_Extract provided_:
******

If politicians didn't lie, our government would be the opposite of what it is today. "Truth and honesty in politics" would end cronyism, favoritism, corruption, anti-America legislation and policies, and restore the peoples' faith in government. Unfortunately, that'll never happen as long as politicians can keep us divided and taking sides with either Republicans or with Democrats. Our taking sides enable and encourage "lies", "deceit", "corruption", "favoritism", and the destruction of what was once the most feared and respected nation on Earth. We've played their game, and now the chickens have come home to roost. We've swallowed every single word spewed from the mouths of those intent on self-service, personal gain and power, and climbing the political ladder at all cost.

The saddest most depressing part of it all is, the gullibility and stupidity of the American voter. Yes, voters believe the lies, the false promises, and the intentions of those asking for their vote on election day. Also, the mystery is why voters, after seeing and experiencing the true intent of professional politicians, continue to elect and to re-elect them time and time again. It seems to me that voters would learn from their mistakes and stop aiding and abetting the very ones that have sent this once great nation to the depths of socioeconomic ruin. But, instead, voters continue to play the game, then complain while watching this nation sink into the abyss of ruin. Go figure.


----------



## Delta4Embassy (Apr 4, 2015)

As I said in the 'don't get too excited' thread this isn't an example of "all politicians lie" this was a lie designed to throw a Presidential election. Which as I said is an attack on democracy and free elections itself.


----------



## pinqy (Apr 13, 2015)

******

Entries from a dataset:
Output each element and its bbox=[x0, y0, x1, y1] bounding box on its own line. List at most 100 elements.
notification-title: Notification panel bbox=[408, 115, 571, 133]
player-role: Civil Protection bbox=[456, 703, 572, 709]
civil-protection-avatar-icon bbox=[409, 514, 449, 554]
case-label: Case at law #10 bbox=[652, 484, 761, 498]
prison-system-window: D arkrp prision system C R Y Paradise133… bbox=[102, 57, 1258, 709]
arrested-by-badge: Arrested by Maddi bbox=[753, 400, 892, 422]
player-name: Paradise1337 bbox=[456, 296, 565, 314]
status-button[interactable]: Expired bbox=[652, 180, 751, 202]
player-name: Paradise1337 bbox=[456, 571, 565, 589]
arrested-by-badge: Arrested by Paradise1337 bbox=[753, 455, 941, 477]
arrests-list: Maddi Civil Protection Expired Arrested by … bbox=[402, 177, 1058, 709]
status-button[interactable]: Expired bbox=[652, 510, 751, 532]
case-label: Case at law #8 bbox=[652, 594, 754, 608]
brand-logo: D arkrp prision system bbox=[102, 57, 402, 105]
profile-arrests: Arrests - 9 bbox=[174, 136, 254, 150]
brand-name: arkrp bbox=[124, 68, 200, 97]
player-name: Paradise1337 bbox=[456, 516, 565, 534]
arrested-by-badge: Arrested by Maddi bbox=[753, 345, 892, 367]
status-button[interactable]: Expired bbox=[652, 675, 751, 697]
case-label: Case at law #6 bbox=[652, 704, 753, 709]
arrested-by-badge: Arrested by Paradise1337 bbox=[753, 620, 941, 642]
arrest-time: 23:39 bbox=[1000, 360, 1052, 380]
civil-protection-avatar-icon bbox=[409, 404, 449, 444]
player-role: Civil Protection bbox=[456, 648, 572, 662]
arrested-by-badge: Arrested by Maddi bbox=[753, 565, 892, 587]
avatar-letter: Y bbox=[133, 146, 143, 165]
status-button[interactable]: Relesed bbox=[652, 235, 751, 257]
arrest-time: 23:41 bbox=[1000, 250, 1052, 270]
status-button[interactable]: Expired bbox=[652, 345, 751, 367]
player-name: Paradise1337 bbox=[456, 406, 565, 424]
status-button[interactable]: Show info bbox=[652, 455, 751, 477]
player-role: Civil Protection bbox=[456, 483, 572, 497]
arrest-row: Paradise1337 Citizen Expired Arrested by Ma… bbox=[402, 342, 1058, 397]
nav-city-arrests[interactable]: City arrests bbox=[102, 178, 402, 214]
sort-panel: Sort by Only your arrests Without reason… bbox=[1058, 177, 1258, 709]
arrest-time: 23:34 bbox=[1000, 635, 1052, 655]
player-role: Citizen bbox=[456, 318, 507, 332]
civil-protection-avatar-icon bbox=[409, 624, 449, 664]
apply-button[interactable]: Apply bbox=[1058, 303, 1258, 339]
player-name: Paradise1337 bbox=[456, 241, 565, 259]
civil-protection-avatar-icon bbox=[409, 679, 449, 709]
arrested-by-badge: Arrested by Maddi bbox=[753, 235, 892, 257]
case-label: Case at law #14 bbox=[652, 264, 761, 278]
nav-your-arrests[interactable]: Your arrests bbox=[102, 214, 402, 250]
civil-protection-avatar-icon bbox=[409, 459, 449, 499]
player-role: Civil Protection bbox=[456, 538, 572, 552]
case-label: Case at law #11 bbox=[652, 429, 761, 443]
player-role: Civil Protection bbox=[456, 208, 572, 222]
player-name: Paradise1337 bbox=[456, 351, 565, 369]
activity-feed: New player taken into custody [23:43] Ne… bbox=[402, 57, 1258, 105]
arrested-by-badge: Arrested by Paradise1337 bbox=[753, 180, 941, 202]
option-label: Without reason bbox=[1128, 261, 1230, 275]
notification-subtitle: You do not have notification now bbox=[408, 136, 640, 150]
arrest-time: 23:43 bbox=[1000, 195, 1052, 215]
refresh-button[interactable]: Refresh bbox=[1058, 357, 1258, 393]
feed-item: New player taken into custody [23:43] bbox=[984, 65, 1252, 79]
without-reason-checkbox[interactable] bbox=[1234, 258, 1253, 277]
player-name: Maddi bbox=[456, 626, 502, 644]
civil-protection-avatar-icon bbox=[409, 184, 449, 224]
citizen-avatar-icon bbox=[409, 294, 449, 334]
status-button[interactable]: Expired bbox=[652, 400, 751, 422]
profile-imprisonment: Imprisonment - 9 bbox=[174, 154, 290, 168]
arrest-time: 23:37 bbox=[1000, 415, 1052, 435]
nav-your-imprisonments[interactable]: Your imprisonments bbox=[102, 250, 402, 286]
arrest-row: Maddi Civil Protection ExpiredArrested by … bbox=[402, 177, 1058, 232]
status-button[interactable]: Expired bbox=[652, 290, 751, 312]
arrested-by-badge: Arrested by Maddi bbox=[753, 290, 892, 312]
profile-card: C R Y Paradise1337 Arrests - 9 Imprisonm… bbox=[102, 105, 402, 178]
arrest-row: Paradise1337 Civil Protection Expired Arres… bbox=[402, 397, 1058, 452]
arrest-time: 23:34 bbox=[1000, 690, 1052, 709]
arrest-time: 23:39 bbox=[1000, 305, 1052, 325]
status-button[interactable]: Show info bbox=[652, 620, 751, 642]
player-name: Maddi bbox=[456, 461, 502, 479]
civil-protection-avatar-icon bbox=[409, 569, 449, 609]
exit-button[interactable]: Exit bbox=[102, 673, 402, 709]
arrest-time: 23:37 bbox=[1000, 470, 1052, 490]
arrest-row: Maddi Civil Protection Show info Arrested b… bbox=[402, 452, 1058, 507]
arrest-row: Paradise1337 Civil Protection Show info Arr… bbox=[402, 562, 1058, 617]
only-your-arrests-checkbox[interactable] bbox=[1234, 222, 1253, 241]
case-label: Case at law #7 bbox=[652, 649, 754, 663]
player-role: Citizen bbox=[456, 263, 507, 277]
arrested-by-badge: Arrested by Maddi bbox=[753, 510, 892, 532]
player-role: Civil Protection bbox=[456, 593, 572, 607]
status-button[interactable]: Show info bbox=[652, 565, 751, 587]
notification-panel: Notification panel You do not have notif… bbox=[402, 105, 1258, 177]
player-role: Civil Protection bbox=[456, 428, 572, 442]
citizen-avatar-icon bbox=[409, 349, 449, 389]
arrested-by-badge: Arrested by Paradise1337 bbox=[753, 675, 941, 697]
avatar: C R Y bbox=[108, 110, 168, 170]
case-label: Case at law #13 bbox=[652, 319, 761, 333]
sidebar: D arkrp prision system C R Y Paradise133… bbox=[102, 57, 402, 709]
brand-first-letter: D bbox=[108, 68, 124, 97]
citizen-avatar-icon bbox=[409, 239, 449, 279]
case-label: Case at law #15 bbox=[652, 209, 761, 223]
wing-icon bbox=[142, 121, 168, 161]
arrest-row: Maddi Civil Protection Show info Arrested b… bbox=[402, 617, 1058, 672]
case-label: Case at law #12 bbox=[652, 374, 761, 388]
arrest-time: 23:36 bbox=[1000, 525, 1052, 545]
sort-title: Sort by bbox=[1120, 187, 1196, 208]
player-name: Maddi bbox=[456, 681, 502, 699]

******

_What you need to do_:
A. Render this sentence from the forum thread on political dishonesty in French: "Yes, voters believe the lies, the false promises, and the intentions of those asking for their vote on election day."
B. Carry the forum thread on political dishonesty forward from the point at which it stops.
The entries have no connection to the forum thread on political dishonesty.

_Task results_:
A. Oui, les électeurs croient les mensonges, les fausses promesses et les intentions de ceux qui sollicitent leur vote le jour de l'élection.

B.
Delta4Embassy said:


> "Members of Congress are given an absolute privilege to lie with impunity in the House or Senate, if they so desire, by the Speech or Debate Clause in Article I, Section 6 of the U.S. Constitution. It states that, with regard to senators and representatives, "for Speech or Debate in either House, they shall not be questioned in any other Place." The Framers of the Constitution wanted to encourage debate in Congress, and they did not want that debate chilled by the threat of lawsuits."
> Who Can Lie to Congress
> 
> Should fix that so Harry Reids can't throw Presidential elections by making up boldface 'pants on fire' lies about candidates. How can we claim to have a fair electroal process if members of Congress are allowed to lie about a candidate?
> ...


 False arguments can be rebutted in the press or in Congress itself.  Just no legal action.


----------



## there4eyeM (Apr 13, 2015)

The press has the job of exposing such things. The public has the job of researching to find information. Neither does its job.


----------



## natstew (Apr 13, 2015)

Dingy Harry used Article One Section Six to make a mockery of the Article and the position of Speaker of the House.


----------



## PratchettFan (Apr 14, 2015)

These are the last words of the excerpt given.